Write the material out again, line by line, exactly as it is.

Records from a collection

--------------------

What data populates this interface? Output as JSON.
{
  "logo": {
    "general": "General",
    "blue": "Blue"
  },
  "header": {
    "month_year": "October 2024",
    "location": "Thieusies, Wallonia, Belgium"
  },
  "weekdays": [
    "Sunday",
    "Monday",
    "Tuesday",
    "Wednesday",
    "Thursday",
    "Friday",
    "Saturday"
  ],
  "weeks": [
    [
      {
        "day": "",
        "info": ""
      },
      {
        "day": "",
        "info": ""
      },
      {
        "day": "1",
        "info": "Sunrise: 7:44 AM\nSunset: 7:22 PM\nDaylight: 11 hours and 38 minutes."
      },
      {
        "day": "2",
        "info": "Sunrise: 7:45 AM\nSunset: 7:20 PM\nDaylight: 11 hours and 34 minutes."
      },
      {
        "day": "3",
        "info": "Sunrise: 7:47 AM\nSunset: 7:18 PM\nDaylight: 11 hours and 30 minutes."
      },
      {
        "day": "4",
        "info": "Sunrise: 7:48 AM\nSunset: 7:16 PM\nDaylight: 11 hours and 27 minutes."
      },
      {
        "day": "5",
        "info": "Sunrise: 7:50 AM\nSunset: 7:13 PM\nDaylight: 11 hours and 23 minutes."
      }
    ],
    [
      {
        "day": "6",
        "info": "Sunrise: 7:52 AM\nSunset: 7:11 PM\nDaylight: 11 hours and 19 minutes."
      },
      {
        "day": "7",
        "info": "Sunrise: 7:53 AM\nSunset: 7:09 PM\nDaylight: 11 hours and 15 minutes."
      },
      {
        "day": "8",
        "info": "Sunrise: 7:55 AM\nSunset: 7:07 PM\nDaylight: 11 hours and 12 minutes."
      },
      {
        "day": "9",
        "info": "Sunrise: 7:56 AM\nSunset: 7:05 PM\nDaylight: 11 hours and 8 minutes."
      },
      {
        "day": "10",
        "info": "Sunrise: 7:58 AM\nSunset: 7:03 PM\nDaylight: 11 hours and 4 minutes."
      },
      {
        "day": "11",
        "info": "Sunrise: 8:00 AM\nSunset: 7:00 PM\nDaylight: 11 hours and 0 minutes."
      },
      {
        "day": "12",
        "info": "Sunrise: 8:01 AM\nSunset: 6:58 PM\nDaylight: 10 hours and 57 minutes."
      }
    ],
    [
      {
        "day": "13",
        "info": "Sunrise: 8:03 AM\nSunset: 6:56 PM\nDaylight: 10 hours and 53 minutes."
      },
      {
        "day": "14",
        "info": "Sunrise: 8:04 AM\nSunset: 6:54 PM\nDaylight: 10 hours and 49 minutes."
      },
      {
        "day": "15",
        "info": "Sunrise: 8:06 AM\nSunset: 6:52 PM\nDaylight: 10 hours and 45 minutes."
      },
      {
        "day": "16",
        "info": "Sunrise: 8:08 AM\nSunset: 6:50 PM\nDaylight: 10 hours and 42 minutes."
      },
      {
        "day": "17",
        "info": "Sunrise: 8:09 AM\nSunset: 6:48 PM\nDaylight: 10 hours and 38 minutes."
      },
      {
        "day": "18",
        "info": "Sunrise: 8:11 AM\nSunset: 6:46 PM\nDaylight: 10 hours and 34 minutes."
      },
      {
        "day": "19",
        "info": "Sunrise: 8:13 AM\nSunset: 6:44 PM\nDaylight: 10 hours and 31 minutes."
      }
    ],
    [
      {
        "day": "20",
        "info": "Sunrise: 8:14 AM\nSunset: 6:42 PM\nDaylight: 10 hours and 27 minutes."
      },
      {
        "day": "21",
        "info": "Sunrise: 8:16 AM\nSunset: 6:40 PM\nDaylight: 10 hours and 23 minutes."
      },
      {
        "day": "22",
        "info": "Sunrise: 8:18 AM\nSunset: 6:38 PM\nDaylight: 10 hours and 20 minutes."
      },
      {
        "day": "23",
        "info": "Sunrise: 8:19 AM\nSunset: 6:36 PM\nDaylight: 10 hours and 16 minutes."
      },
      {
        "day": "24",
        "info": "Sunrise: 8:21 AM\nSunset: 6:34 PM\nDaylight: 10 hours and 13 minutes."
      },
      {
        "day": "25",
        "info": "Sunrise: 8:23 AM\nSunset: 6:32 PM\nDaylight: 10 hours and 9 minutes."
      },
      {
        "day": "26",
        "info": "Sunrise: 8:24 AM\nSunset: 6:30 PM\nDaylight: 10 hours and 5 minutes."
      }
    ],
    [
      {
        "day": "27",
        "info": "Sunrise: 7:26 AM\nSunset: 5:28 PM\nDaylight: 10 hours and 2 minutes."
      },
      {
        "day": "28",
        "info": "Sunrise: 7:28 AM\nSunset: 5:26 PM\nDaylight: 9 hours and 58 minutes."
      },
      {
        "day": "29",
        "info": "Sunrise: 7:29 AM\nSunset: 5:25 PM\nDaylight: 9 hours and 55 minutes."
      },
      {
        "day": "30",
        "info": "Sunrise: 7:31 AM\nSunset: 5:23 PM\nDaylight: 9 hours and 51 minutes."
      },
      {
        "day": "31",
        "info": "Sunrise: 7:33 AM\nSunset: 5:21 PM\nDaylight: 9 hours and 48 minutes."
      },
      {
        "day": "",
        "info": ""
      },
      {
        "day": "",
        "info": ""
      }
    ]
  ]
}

--------------------

◆ SOLUTION TO THIS TASK ◆
What data populates this interface? Output as JSON.
{
  "logo": {
    "general": "General",
    "blue": "Blue"
  },
  "header": {
    "month_year": "October 2024",
    "location": "Thieusies, Wallonia, Belgium"
  },
  "weekdays": [
    "Sunday",
    "Monday",
    "Tuesday",
    "Wednesday",
    "Thursday",
    "Friday",
    "Saturday"
  ],
  "weeks": [
    [
      {
        "day": "",
        "info": ""
      },
      {
        "day": "",
        "info": ""
      },
      {
        "day": "1",
        "info": "Sunrise: 7:44 AM\nSunset: 7:22 PM\nDaylight: 11 hours and 38 minutes."
      },
      {
        "day": "2",
        "info": "Sunrise: 7:45 AM\nSunset: 7:20 PM\nDaylight: 11 hours and 34 minutes."
      },
      {
        "day": "3",
        "info": "Sunrise: 7:47 AM\nSunset: 7:18 PM\nDaylight: 11 hours and 30 minutes."
      },
      {
        "day": "4",
        "info": "Sunrise: 7:48 AM\nSunset: 7:16 PM\nDaylight: 11 hours and 27 minutes."
      },
      {
        "day": "5",
        "info": "Sunrise: 7:50 AM\nSunset: 7:13 PM\nDaylight: 11 hours and 23 minutes."
      }
    ],
    [
      {
        "day": "6",
        "info": "Sunrise: 7:52 AM\nSunset: 7:11 PM\nDaylight: 11 hours and 19 minutes."
      },
      {
        "day": "7",
        "info": "Sunrise: 7:53 AM\nSunset: 7:09 PM\nDaylight: 11 hours and 15 minutes."
      },
      {
        "day": "8",
        "info": "Sunrise: 7:55 AM\nSunset: 7:07 PM\nDaylight: 11 hours and 12 minutes."
      },
      {
        "day": "9",
        "info": "Sunrise: 7:56 AM\nSunset: 7:05 PM\nDaylight: 11 hours and 8 minutes."
      },
      {
        "day": "10",
        "info": "Sunrise: 7:58 AM\nSunset: 7:03 PM\nDaylight: 11 hours and 4 minutes."
      },
      {
        "day": "11",
        "info": "Sunrise: 8:00 AM\nSunset: 7:00 PM\nDaylight: 11 hours and 0 minutes."
      },
      {
        "day": "12",
        "info": "Sunrise: 8:01 AM\nSunset: 6:58 PM\nDaylight: 10 hours and 57 minutes."
      }
    ],
    [
      {
        "day": "13",
        "info": "Sunrise: 8:03 AM\nSunset: 6:56 PM\nDaylight: 10 hours and 53 minutes."
      },
      {
        "day": "14",
        "info": "Sunrise: 8:04 AM\nSunset: 6:54 PM\nDaylight: 10 hours and 49 minutes."
      },
      {
        "day": "15",
        "info": "Sunrise: 8:06 AM\nSunset: 6:52 PM\nDaylight: 10 hours and 45 minutes."
      },
      {
        "day": "16",
        "info": "Sunrise: 8:08 AM\nSunset: 6:50 PM\nDaylight: 10 hours and 42 minutes."
      },
      {
        "day": "17",
        "info": "Sunrise: 8:09 AM\nSunset: 6:48 PM\nDaylight: 10 hours and 38 minutes."
      },
      {
        "day": "18",
        "info": "Sunrise: 8:11 AM\nSunset: 6:46 PM\nDaylight: 10 hours and 34 minutes."
      },
      {
        "day": "19",
        "info": "Sunrise: 8:13 AM\nSunset: 6:44 PM\nDaylight: 10 hours and 31 minutes."
      }
    ],
    [
      {
        "day": "20",
        "info": "Sunrise: 8:14 AM\nSunset: 6:42 PM\nDaylight: 10 hours and 27 minutes."
      },
      {
        "day": "21",
        "info": "Sunrise: 8:16 AM\nSunset: 6:40 PM\nDaylight: 10 hours and 23 minutes."
      },
      {
        "day": "22",
        "info": "Sunrise: 8:18 AM\nSunset: 6:38 PM\nDaylight: 10 hours and 20 minutes."
      },
      {
        "day": "23",
        "info": "Sunrise: 8:19 AM\nSunset: 6:36 PM\nDaylight: 10 hours and 16 minutes."
      },
      {
        "day": "24",
        "info": "Sunrise: 8:21 AM\nSunset: 6:34 PM\nDaylight: 10 hours and 13 minutes."
      },
      {
        "day": "25",
        "info": "Sunrise: 8:23 AM\nSunset: 6:32 PM\nDaylight: 10 hours and 9 minutes."
      },
      {
        "day": "26",
        "info": "Sunrise: 8:24 AM\nSunset: 6:30 PM\nDaylight: 10 hours and 5 minutes."
      }
    ],
    [
      {
        "day": "27",
        "info": "Sunrise: 7:26 AM\nSunset: 5:28 PM\nDaylight: 10 hours and 2 minutes."
      },
      {
        "day": "28",
        "info": "Sunrise: 7:28 AM\nSunset: 5:26 PM\nDaylight: 9 hours and 58 minutes."
      },
      {
        "day": "29",
        "info": "Sunrise: 7:29 AM\nSunset: 5:25 PM\nDaylight: 9 hours and 55 minutes."
      },
      {
        "day": "30",
        "info": "Sunrise: 7:31 AM\nSunset: 5:23 PM\nDaylight: 9 hours and 51 minutes."
      },
      {
        "day": "31",
        "info": "Sunrise: 7:33 AM\nSunset: 5:21 PM\nDaylight: 9 hours and 48 minutes."
      },
      {
        "day": "",
        "info": ""
      },
      {
        "day": "",
        "info": ""
      }
    ]
  ]
}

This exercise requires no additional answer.